Extract each line in the entries below that contains the string "Nowak".
** BEGIN RECORDED INFORMATION **
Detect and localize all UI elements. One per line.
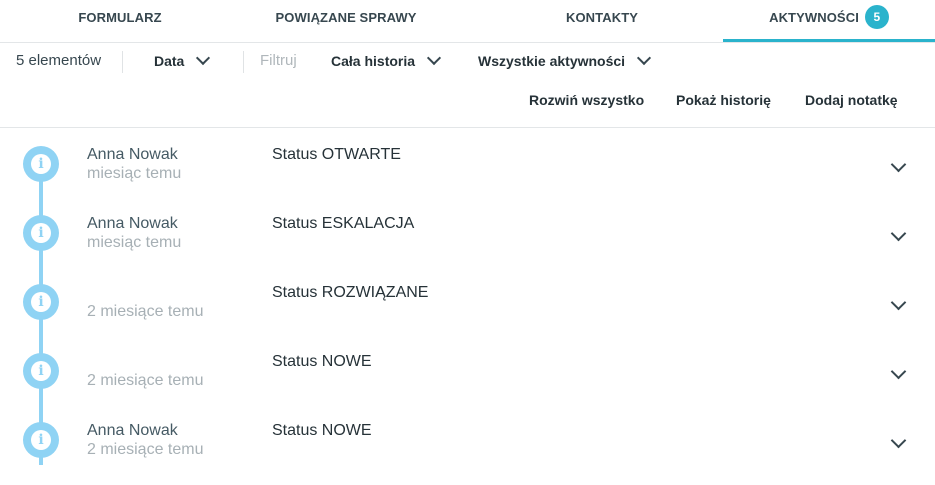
expand-all-button[interactable]: Rozwiń wszystko: [529, 92, 644, 108]
info-icon: i: [23, 215, 59, 251]
entry-author: Anna Nowak: [87, 422, 178, 439]
entry-author: Anna Nowak: [87, 146, 178, 163]
chevron-down-icon: [426, 50, 442, 66]
entry-time: 2 miesiące temu: [87, 303, 204, 320]
tab-label: FORMULARZ: [78, 10, 162, 25]
entry-author: Anna Nowak: [87, 215, 178, 232]
activity-entry[interactable]: i Anna Nowak miesiąc temu Status OTWARTE: [0, 141, 935, 209]
entry-time: 2 miesiące temu: [87, 372, 204, 389]
info-icon: i: [23, 422, 59, 458]
filter-input[interactable]: Filtruj: [260, 43, 297, 81]
item-count: 5 elementów: [16, 52, 102, 69]
activity-type-dropdown[interactable]: Wszystkie aktywności: [478, 43, 652, 81]
activity-entry[interactable]: i Anna Nowak 2 miesiące temu Status NOWE: [0, 417, 935, 485]
tab-powiazane-sprawy[interactable]: POWIĄZANE SPRAWY: [248, 0, 444, 42]
divider: [243, 51, 244, 73]
chevron-down-icon[interactable]: [890, 363, 907, 380]
entry-time: miesiąc temu: [87, 165, 182, 182]
history-label: Cała historia: [331, 53, 416, 69]
tab-aktywnosci[interactable]: AKTYWNOŚCI 5: [723, 0, 935, 42]
divider: [122, 51, 123, 73]
add-note-button[interactable]: Dodaj notatkę: [805, 92, 898, 108]
activity-count-badge: 5: [864, 5, 889, 30]
entry-status: Status ESKALACJA: [272, 215, 415, 232]
show-history-button[interactable]: Pokaż historię: [676, 92, 771, 108]
activity-entry[interactable]: i 2 miesiące temu Status NOWE: [0, 348, 935, 416]
info-icon: i: [23, 353, 59, 389]
chevron-down-icon: [196, 50, 211, 66]
chevron-down-icon[interactable]: [890, 432, 907, 449]
activity-type-label: Wszystkie aktywności: [478, 53, 626, 69]
tab-kontakty[interactable]: KONTAKTY: [488, 0, 716, 42]
tab-formularz[interactable]: FORMULARZ: [22, 0, 218, 42]
entry-status: Status OTWARTE: [272, 146, 401, 163]
chevron-down-icon[interactable]: [890, 225, 907, 242]
activity-toolbar: 5 elementów Data Filtruj Cała historia W…: [0, 43, 935, 81]
chevron-down-icon: [636, 50, 652, 66]
chevron-down-icon[interactable]: [890, 156, 907, 173]
history-dropdown[interactable]: Cała historia: [331, 43, 442, 81]
entry-time: miesiąc temu: [87, 234, 182, 251]
tab-label: KONTAKTY: [565, 10, 639, 25]
entry-status: Status NOWE: [272, 422, 372, 439]
activity-actions: Rozwiń wszystko Pokaż historię Dodaj not…: [0, 82, 935, 128]
chevron-down-icon[interactable]: [890, 294, 907, 311]
entry-status: Status ROZWIĄZANE: [272, 284, 429, 301]
info-icon: i: [23, 146, 59, 182]
entry-time: 2 miesiące temu: [87, 441, 204, 458]
sort-label: Data: [154, 53, 185, 69]
activity-entry[interactable]: i 2 miesiące temu Status ROZWIĄZANE: [0, 279, 935, 347]
activity-entry[interactable]: i Anna Nowak miesiąc temu Status ESKALAC…: [0, 210, 935, 278]
info-icon: i: [23, 284, 59, 320]
tab-label: POWIĄZANE SPRAWY: [275, 10, 417, 25]
tab-label: AKTYWNOŚCI: [769, 10, 859, 25]
tab-bar: FORMULARZ POWIĄZANE SPRAWY KONTAKTY AKTY…: [0, 0, 935, 43]
sort-dropdown[interactable]: Data: [154, 43, 211, 81]
entry-status: Status NOWE: [272, 353, 372, 370]
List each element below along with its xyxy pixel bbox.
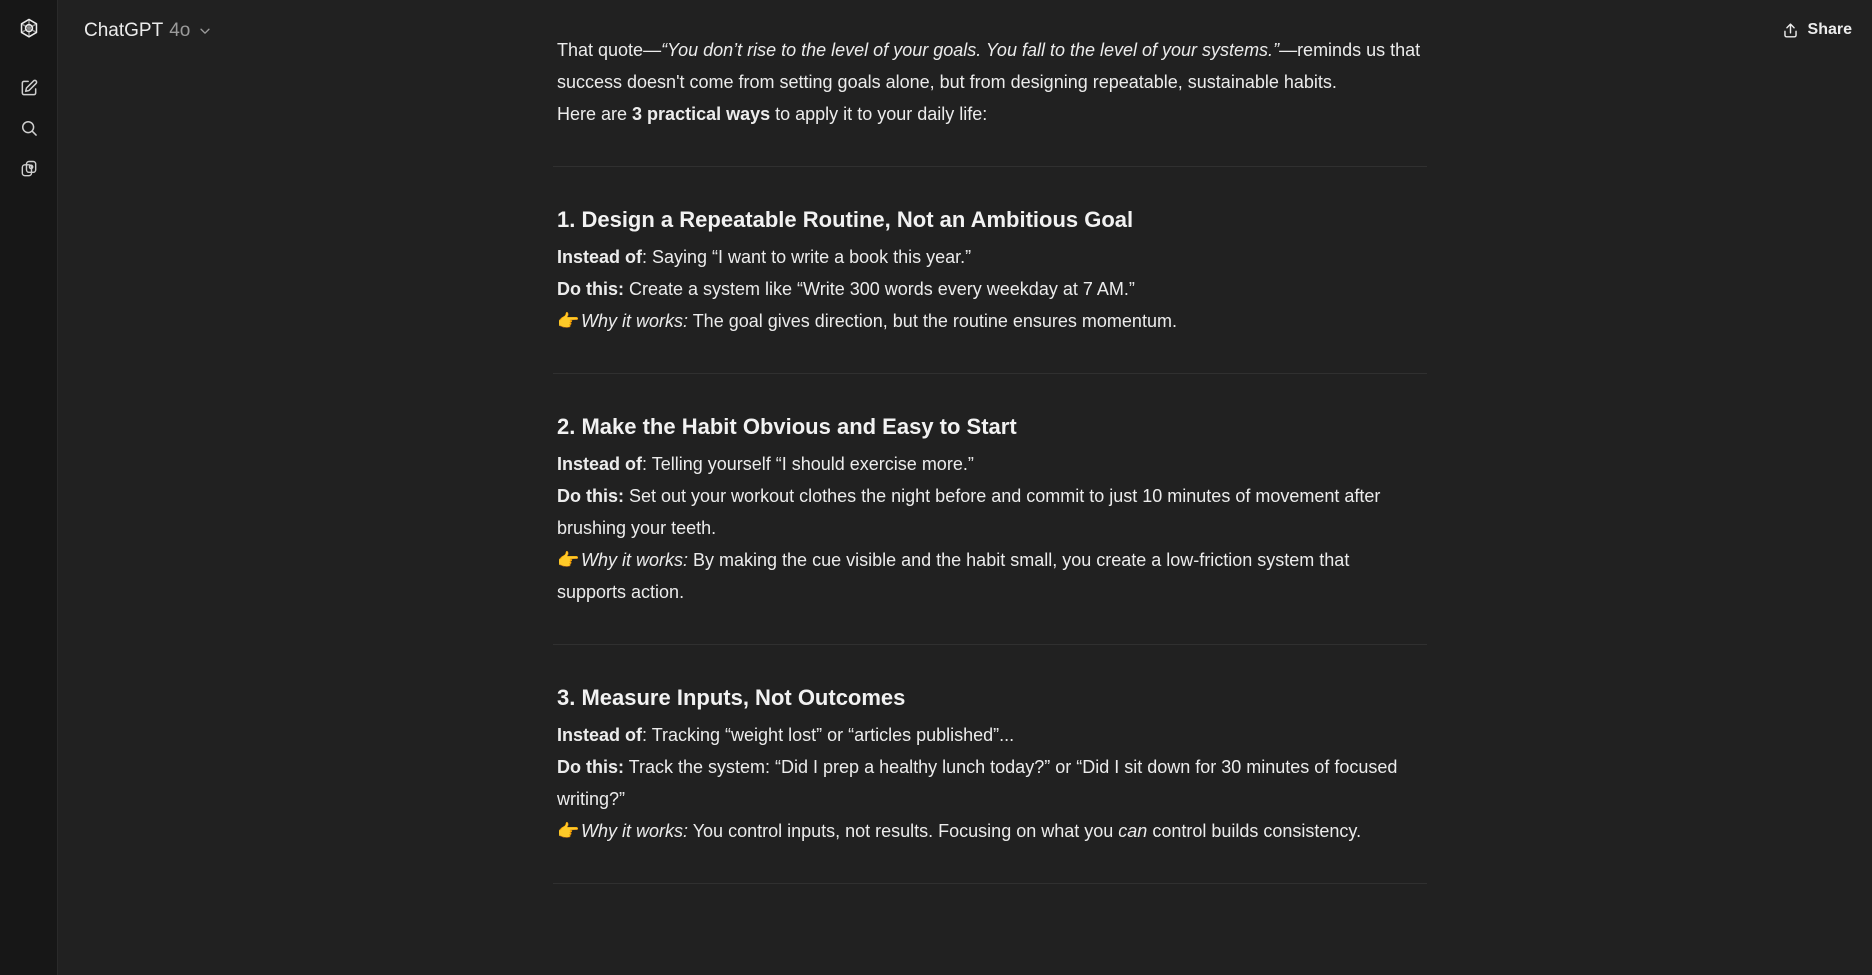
instead-line: Instead of: Tracking “weight lost” or “a… [557, 725, 1015, 745]
section-2: 2. Make the Habit Obvious and Easy to St… [557, 411, 1423, 608]
divider [553, 644, 1427, 645]
intro-paragraph: That quote—“You don’t rise to the level … [557, 40, 1421, 92]
why-line: 👉Why it works: By making the cue visible… [557, 544, 1423, 608]
divider [553, 883, 1427, 884]
section-heading: 3. Measure Inputs, Not Outcomes [557, 685, 906, 710]
instead-line: Instead of: Telling yourself “I should e… [557, 454, 974, 474]
lead-paragraph: Here are 3 practical ways to apply it to… [557, 104, 988, 124]
pointing-hand-icon: 👉 [557, 311, 580, 331]
model-version: 4o [169, 20, 191, 41]
openai-logo-icon[interactable] [13, 13, 45, 45]
divider [553, 166, 1427, 167]
gpts-icon[interactable] [13, 153, 45, 185]
share-label: Share [1807, 21, 1852, 38]
divider [553, 373, 1427, 374]
do-line: Do this: Set out your workout clothes th… [557, 486, 1381, 538]
why-line: 👉Why it works: The goal gives direction,… [557, 305, 1423, 337]
section-1: 1. Design a Repeatable Routine, Not an A… [557, 204, 1423, 337]
do-line: Do this: Track the system: “Did I prep a… [557, 757, 1398, 809]
section-heading: 2. Make the Habit Obvious and Easy to St… [557, 414, 1017, 439]
section-heading: 1. Design a Repeatable Routine, Not an A… [557, 207, 1134, 232]
share-button[interactable]: Share [1775, 15, 1858, 45]
sidebar-rail [0, 0, 58, 975]
section-3: 3. Measure Inputs, Not Outcomes Instead … [557, 682, 1423, 847]
pointing-hand-icon: 👉 [557, 821, 580, 841]
do-line: Do this: Create a system like “Write 300… [557, 279, 1135, 299]
chevron-down-icon [200, 28, 210, 34]
quote-text: “You don’t rise to the level of your goa… [661, 40, 1280, 60]
instead-line: Instead of: Saying “I want to write a bo… [557, 247, 972, 267]
model-selector-button[interactable]: ChatGPT 4o [78, 15, 218, 47]
new-chat-icon[interactable] [13, 72, 45, 104]
share-icon [1783, 22, 1797, 38]
search-icon[interactable] [13, 112, 45, 144]
pointing-hand-icon: 👉 [557, 550, 580, 570]
why-line: 👉Why it works: You control inputs, not r… [557, 815, 1423, 847]
model-name: ChatGPT [84, 20, 164, 41]
assistant-message: That quote—“You don’t rise to the level … [553, 34, 1427, 884]
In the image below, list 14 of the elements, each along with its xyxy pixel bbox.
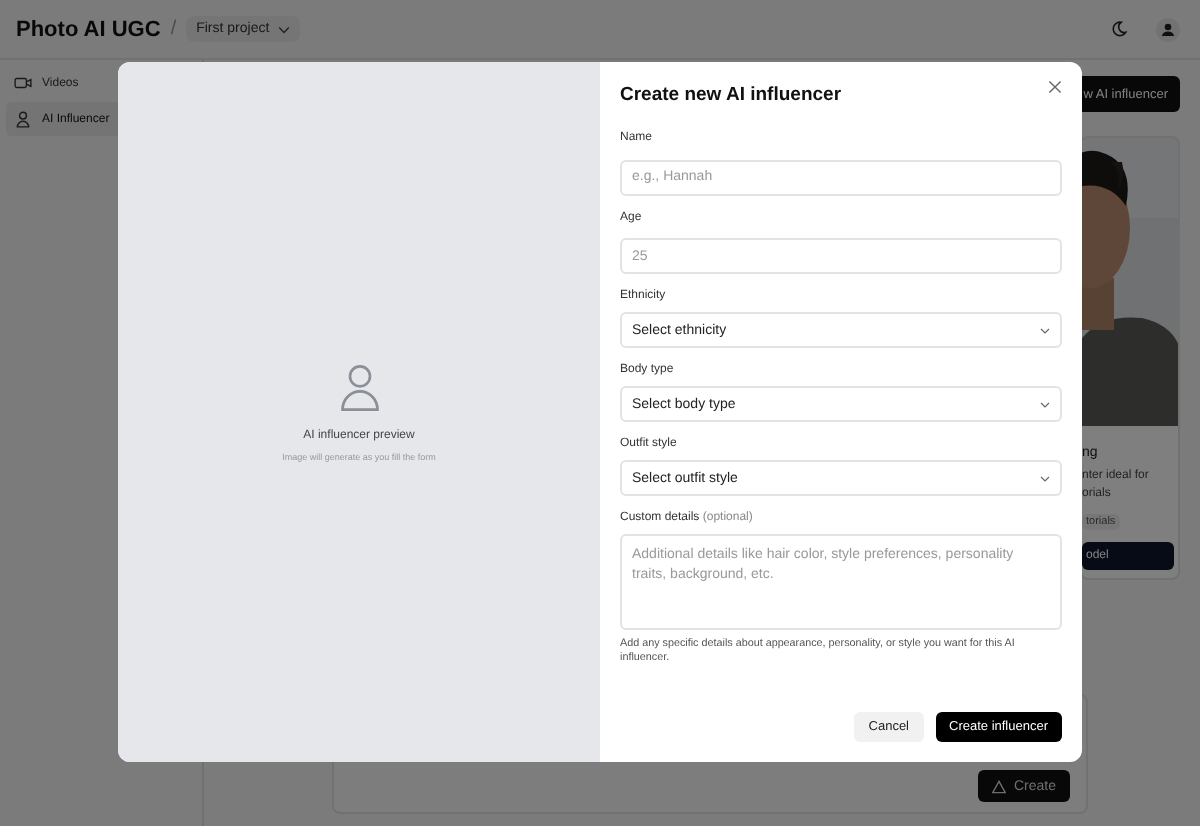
** END RECORDED INFORMATION **
* [FINAL RESULT]
entry-author: Anna Nowak: [87, 422, 178, 439]
entry-author: Anna Nowak: [87, 146, 178, 163]
entry-author: Anna Nowak: [87, 215, 178, 232]
activity-entry[interactable]: i Anna Nowak miesiąc temu Status OTWARTE: [0, 141, 935, 209]
activity-entry[interactable]: i Anna Nowak 2 miesiące temu Status NOWE: [0, 417, 935, 485]
activity-entry[interactable]: i Anna Nowak miesiąc temu Status ESKALAC…: [0, 210, 935, 278]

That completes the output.